* [Task directions]
Reproduce the following lines word for word, keeping their order and punctuation unchanged.

* [Recorded data]

● ● ● ● ●

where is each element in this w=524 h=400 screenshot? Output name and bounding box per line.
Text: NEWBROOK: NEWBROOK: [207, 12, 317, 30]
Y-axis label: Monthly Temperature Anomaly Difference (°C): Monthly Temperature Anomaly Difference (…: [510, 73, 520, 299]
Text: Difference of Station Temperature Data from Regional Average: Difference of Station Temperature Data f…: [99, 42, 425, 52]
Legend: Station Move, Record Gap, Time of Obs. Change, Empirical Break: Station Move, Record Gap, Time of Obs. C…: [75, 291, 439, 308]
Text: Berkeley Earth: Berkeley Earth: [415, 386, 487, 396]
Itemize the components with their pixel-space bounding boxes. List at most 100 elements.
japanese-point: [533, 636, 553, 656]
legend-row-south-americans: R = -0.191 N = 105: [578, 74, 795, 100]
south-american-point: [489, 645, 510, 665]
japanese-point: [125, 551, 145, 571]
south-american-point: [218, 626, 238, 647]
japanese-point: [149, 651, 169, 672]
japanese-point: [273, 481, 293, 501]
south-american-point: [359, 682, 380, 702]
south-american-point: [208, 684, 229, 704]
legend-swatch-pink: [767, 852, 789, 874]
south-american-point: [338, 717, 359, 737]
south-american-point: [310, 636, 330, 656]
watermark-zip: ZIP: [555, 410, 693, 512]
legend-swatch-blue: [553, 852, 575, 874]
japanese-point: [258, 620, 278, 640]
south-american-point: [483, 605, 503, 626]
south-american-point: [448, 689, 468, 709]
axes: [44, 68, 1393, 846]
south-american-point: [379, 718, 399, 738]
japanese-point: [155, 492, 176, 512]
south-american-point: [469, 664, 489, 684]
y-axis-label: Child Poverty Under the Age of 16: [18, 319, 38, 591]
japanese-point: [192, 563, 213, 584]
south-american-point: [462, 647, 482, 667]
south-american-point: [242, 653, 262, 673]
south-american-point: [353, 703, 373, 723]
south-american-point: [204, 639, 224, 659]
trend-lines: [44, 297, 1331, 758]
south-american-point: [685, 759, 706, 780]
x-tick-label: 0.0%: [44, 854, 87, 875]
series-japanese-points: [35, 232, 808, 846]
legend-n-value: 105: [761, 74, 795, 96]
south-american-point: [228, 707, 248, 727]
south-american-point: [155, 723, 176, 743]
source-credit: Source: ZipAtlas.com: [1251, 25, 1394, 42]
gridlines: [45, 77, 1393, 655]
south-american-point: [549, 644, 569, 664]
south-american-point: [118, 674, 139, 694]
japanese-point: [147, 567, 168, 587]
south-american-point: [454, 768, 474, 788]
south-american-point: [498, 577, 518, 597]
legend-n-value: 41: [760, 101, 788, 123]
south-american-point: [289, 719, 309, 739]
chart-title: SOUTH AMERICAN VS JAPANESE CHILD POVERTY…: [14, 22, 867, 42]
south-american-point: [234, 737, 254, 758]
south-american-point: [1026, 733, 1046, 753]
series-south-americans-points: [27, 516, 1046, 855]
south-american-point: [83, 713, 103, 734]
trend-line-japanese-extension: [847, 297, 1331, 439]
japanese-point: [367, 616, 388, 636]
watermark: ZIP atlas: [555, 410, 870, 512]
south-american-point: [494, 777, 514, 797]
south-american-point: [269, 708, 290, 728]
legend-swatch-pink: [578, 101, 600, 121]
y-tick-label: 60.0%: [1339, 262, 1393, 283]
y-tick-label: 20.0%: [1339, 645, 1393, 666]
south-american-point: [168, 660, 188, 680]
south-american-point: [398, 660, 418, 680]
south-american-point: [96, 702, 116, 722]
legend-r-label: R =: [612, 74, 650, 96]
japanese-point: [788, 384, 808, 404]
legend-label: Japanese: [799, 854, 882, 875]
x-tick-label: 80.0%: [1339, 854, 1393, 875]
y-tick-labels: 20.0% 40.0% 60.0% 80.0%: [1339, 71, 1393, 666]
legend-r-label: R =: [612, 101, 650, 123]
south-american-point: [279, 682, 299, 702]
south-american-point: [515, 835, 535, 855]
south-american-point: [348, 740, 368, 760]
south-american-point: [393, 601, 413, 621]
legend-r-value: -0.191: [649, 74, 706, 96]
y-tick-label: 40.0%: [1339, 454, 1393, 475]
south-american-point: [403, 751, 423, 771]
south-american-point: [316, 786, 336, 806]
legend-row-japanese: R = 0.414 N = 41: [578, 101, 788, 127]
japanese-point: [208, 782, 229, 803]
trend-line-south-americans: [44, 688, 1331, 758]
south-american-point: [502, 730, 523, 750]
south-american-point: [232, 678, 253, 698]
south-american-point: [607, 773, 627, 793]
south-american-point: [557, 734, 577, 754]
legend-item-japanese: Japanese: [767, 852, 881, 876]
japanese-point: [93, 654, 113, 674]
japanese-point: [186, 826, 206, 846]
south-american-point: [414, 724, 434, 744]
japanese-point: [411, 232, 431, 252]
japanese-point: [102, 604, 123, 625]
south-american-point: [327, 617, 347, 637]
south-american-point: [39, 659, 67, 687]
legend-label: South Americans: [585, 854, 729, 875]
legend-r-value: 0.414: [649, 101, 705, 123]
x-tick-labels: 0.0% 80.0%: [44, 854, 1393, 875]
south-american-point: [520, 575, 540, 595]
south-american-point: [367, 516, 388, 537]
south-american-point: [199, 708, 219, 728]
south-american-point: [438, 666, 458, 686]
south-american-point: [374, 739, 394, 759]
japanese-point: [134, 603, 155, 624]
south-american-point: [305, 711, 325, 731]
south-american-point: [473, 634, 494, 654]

● ● ● ● ●

* [Answer]
where is each element in this w=524 h=400 screenshot? Output name and bounding box per line.
Text: NEWBROOK: NEWBROOK: [207, 12, 317, 30]
Y-axis label: Monthly Temperature Anomaly Difference (°C): Monthly Temperature Anomaly Difference (…: [510, 73, 520, 299]
Text: Difference of Station Temperature Data from Regional Average: Difference of Station Temperature Data f…: [99, 42, 425, 52]
Legend: Station Move, Record Gap, Time of Obs. Change, Empirical Break: Station Move, Record Gap, Time of Obs. C…: [75, 291, 439, 308]
Text: Berkeley Earth: Berkeley Earth: [415, 386, 487, 396]
Itemize the components with their pixel-space bounding boxes. List at most 100 elements.
japanese-point: [533, 636, 553, 656]
legend-row-south-americans: R = -0.191 N = 105: [578, 74, 795, 100]
south-american-point: [489, 645, 510, 665]
japanese-point: [125, 551, 145, 571]
south-american-point: [218, 626, 238, 647]
japanese-point: [149, 651, 169, 672]
japanese-point: [273, 481, 293, 501]
south-american-point: [359, 682, 380, 702]
south-american-point: [208, 684, 229, 704]
legend-swatch-pink: [767, 852, 789, 874]
south-american-point: [338, 717, 359, 737]
south-american-point: [310, 636, 330, 656]
watermark-zip: ZIP: [555, 410, 693, 512]
legend-swatch-blue: [553, 852, 575, 874]
japanese-point: [258, 620, 278, 640]
south-american-point: [483, 605, 503, 626]
south-american-point: [448, 689, 468, 709]
axes: [44, 68, 1393, 846]
south-american-point: [379, 718, 399, 738]
japanese-point: [155, 492, 176, 512]
south-american-point: [469, 664, 489, 684]
y-axis-label: Child Poverty Under the Age of 16: [18, 319, 38, 591]
japanese-point: [192, 563, 213, 584]
south-american-point: [462, 647, 482, 667]
south-american-point: [242, 653, 262, 673]
south-american-point: [353, 703, 373, 723]
south-american-point: [204, 639, 224, 659]
trend-lines: [44, 297, 1331, 758]
south-american-point: [685, 759, 706, 780]
x-tick-label: 0.0%: [44, 854, 87, 875]
series-japanese-points: [35, 232, 808, 846]
legend-n-value: 105: [761, 74, 795, 96]
south-american-point: [228, 707, 248, 727]
south-american-point: [155, 723, 176, 743]
source-credit: Source: ZipAtlas.com: [1251, 25, 1394, 42]
gridlines: [45, 77, 1393, 655]
south-american-point: [549, 644, 569, 664]
south-american-point: [118, 674, 139, 694]
japanese-point: [147, 567, 168, 587]
south-american-point: [454, 768, 474, 788]
south-american-point: [498, 577, 518, 597]
legend-n-value: 41: [760, 101, 788, 123]
south-american-point: [289, 719, 309, 739]
chart-title: SOUTH AMERICAN VS JAPANESE CHILD POVERTY…: [14, 22, 867, 42]
south-american-point: [234, 737, 254, 758]
south-american-point: [1026, 733, 1046, 753]
series-south-americans-points: [27, 516, 1046, 855]
south-american-point: [83, 713, 103, 734]
trend-line-japanese-extension: [847, 297, 1331, 439]
japanese-point: [367, 616, 388, 636]
watermark: ZIP atlas: [555, 410, 870, 512]
south-american-point: [494, 777, 514, 797]
south-american-point: [269, 708, 290, 728]
legend-swatch-pink: [578, 101, 600, 121]
y-tick-label: 60.0%: [1339, 262, 1393, 283]
y-tick-label: 20.0%: [1339, 645, 1393, 666]
south-american-point: [168, 660, 188, 680]
south-american-point: [398, 660, 418, 680]
south-american-point: [96, 702, 116, 722]
legend-r-label: R =: [612, 74, 650, 96]
japanese-point: [788, 384, 808, 404]
legend-label: Japanese: [799, 854, 882, 875]
x-tick-label: 80.0%: [1339, 854, 1393, 875]
y-tick-labels: 20.0% 40.0% 60.0% 80.0%: [1339, 71, 1393, 666]
legend-r-label: R =: [612, 101, 650, 123]
south-american-point: [279, 682, 299, 702]
south-american-point: [515, 835, 535, 855]
south-american-point: [348, 740, 368, 760]
south-american-point: [393, 601, 413, 621]
legend-r-value: -0.191: [649, 74, 706, 96]
y-tick-label: 40.0%: [1339, 454, 1393, 475]
south-american-point: [403, 751, 423, 771]
south-american-point: [316, 786, 336, 806]
legend-row-japanese: R = 0.414 N = 41: [578, 101, 788, 127]
japanese-point: [208, 782, 229, 803]
trend-line-south-americans: [44, 688, 1331, 758]
south-american-point: [502, 730, 523, 750]
south-american-point: [232, 678, 253, 698]
south-american-point: [607, 773, 627, 793]
south-american-point: [557, 734, 577, 754]
legend-item-japanese: Japanese: [767, 852, 881, 876]
japanese-point: [93, 654, 113, 674]
japanese-point: [186, 826, 206, 846]
south-american-point: [414, 724, 434, 744]
japanese-point: [411, 232, 431, 252]
japanese-point: [102, 604, 123, 625]
south-american-point: [327, 617, 347, 637]
south-american-point: [39, 659, 67, 687]
legend-label: South Americans: [585, 854, 729, 875]
legend-r-value: 0.414: [649, 101, 705, 123]
x-tick-labels: 0.0% 80.0%: [44, 854, 1393, 875]
south-american-point: [520, 575, 540, 595]
south-american-point: [367, 516, 388, 537]
south-american-point: [199, 708, 219, 728]
south-american-point: [438, 666, 458, 686]
south-american-point: [374, 739, 394, 759]
japanese-point: [134, 603, 155, 624]
south-american-point: [305, 711, 325, 731]
south-american-point: [473, 634, 494, 654]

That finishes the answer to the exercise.